* [TAREA 1] ¿Cómo resumirías en dos oraciones el fragmento del texto?
* [TAREA 2] ¿Qué rasgos de la figura del Gran Emperador enumera el fragmento del texto? Anótalos todos.
* [TAREA 3] Devuelve sin ningún cambio el pasaje del fragmento del texto que va desde "Amaneció. El chaval" hasta "lo olvidó todo.".

Amaneció. El chaval se levantó mientras ella seguía durmiendo. Un dolor agudo le cruzaba desde la cuenca del ojo hasta la parte posterior de la cabeza. No podía ya con semejantes resacas. Buscó algo muy frío que beber, algo que sirviese de alivio a tal despertar. Encontró una frasca de cristal llena de agua, y fue entonces cuando vio la foto pegada en puerta del frigorífico. Era una foto antigua, en blanco y negro: salían ella y el listillo, en la edad del tiempo de los juegos. La observaba con detenimiento, cuando oyó la voz suave de la mujer que llegó por detrás, le abrazó y le empezó a susurrar algo al oído. Y a medida que las palabras de ella le llegaban, el chaval tuvo que cambiar el semblante de su cara, olvidó con esas palabras el dolor, lo olvidó todo.

El hombre regresó a casa y buscó en el pequeño trastero. Entre polvo y telarañas, abrió cajas de embalaje que hace años que dormían el sueño de los justos. En su interior: viejos libros, ropa y trastos de los más variados. Tuvo que buscar con insistencia hasta que en lo más profundo del cubículo fueron surgiendo, poco a poco, como en un desfile de otro tiempo, aquellas cajas que una vez le hicieron feliz. Y allí encontró al Octavo Ejército, aquellas míticas ratas del desierto que pusieron en jaque al genial Rommel, y a los paracaidistas, y a los australianos, y a las tropas de montaña de la Wehrmacht. Y también salieron a la luz los soldados napoleónicos que, como si nunca se hubiesen marchado, parecían saludarle. Allí estaba la Vieja Guardia Imperial, aquella que no se rendía jamás; y los escoceses de faldas verdes que aguantaron la carga de los coraceros; y la preciada artillería, cuyas pequeñas piezas de plástico suponían un drama cada vez que se perdían. Pero siguió buscando, tenía que encontrarlo, tenía que estar allí, junto al resto de soldaditos, junto al resto de tantos juegos lejanos. Por fin, tras desparramar en el suelo el contenido de todas las cajas, vio que algo resaltaba entre los cientos de pequeños hombrecitos de plástico. Una figura colorida llamó su atención. El chaval la recogió, observándola con detenimiento, intentando contener la emoción. Frente a él, montando un caballo blanco, con su uniforme pintado hasta el último detalle, el gorro calado y un manto rojo envolviéndole, se encontraba el Gran Emperador, aquel que no las tenía todas consigo… ese día, en Waterloo.

* [MATERIAL PROPORCIONADO]
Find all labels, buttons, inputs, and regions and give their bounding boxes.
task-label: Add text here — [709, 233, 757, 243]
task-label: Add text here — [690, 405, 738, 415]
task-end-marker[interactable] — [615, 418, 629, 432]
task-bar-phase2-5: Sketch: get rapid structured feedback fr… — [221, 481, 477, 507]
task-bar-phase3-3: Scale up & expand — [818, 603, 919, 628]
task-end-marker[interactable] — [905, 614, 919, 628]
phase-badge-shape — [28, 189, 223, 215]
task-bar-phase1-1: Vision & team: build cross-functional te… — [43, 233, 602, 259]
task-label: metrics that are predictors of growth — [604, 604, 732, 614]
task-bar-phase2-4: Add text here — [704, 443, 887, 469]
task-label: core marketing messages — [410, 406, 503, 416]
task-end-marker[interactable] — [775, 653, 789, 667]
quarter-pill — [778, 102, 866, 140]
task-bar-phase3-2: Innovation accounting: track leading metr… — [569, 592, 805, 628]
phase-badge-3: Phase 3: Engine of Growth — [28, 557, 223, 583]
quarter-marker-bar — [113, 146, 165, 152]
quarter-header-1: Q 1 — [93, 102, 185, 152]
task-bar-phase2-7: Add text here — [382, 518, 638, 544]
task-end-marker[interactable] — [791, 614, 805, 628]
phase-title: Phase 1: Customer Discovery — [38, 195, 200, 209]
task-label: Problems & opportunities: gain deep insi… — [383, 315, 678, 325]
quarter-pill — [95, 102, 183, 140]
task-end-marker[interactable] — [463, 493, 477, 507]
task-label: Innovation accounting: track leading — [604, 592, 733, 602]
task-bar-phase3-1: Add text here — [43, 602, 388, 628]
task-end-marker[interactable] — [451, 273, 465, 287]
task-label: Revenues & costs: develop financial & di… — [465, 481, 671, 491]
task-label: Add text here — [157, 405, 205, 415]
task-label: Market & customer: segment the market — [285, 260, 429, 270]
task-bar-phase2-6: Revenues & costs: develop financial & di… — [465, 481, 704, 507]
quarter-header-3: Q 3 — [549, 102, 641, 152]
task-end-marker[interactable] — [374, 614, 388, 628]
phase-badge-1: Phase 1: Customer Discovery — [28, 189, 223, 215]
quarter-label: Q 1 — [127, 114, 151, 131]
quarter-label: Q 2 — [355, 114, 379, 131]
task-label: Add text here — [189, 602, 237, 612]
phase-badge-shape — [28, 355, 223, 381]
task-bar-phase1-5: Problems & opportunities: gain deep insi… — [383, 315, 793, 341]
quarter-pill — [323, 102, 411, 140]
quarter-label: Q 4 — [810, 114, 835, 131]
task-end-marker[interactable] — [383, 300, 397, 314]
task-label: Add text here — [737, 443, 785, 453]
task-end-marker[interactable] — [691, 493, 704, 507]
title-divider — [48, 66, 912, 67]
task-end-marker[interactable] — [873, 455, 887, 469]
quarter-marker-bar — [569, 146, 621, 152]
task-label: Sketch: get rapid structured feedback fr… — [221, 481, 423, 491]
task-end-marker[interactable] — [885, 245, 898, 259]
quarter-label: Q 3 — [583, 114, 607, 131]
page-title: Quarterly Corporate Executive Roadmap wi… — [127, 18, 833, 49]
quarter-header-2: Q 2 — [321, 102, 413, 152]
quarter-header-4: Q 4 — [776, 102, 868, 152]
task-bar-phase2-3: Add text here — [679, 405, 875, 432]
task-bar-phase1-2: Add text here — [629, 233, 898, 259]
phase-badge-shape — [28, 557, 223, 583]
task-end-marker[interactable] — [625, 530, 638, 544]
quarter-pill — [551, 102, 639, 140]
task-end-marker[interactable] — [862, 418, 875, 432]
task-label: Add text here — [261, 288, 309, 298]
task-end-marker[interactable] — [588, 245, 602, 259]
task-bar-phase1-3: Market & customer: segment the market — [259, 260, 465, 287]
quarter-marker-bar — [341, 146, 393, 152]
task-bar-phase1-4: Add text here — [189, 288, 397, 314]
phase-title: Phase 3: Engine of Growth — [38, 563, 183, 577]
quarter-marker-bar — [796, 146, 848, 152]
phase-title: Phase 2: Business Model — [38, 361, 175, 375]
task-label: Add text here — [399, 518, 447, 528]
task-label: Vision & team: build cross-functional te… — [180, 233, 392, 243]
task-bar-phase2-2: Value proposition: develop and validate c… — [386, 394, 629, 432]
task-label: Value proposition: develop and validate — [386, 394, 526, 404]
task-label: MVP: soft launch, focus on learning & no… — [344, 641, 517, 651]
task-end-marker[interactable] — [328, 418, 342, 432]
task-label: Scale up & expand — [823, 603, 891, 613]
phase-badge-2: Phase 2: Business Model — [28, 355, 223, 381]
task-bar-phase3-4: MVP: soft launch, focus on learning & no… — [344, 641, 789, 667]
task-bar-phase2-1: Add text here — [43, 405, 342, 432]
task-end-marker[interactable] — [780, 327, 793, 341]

* [RESPUESTA 1] Al amanecer, el chaval se levanta con resaca y ve en la puerta del frigorífico una foto antigua de ella y el listillo de niños; entonces la mujer lo abraza y le susurra algo que le hace olvidarlo todo. Después, el hombre busca en el trastero de su casa entre cajas de soldaditos de plástico hasta encontrar la figura colorida del Gran Emperador a caballo.

* [RESPUESTA 2]
- Monta un caballo blanco
- Lleva el uniforme pintado hasta el último detalle
- Lleva el gorro calado
- Lo envuelve un manto rojo

* [RESPUESTA 3]
Amaneció. El chaval se levantó mientras ella seguía durmiendo. Un dolor agudo le cruzaba desde la cuenca del ojo hasta la parte posterior de la cabeza. No podía ya con semejantes resacas. Buscó algo muy frío que beber, algo que sirviese de alivio a tal despertar. Encontró una frasca de cristal llena de agua, y fue entonces cuando vio la foto pegada en puerta del frigorífico. Era una foto antigua, en blanco y negro: salían ella y el listillo, en la edad del tiempo de los juegos. La observaba con detenimiento, cuando oyó la voz suave de la mujer que llegó por detrás, le abrazó y le empezó a susurrar algo al oído. Y a medida que las palabras de ella le llegaban, el chaval tuvo que cambiar el semblante de su cara, olvidó con esas palabras el dolor, lo olvidó todo.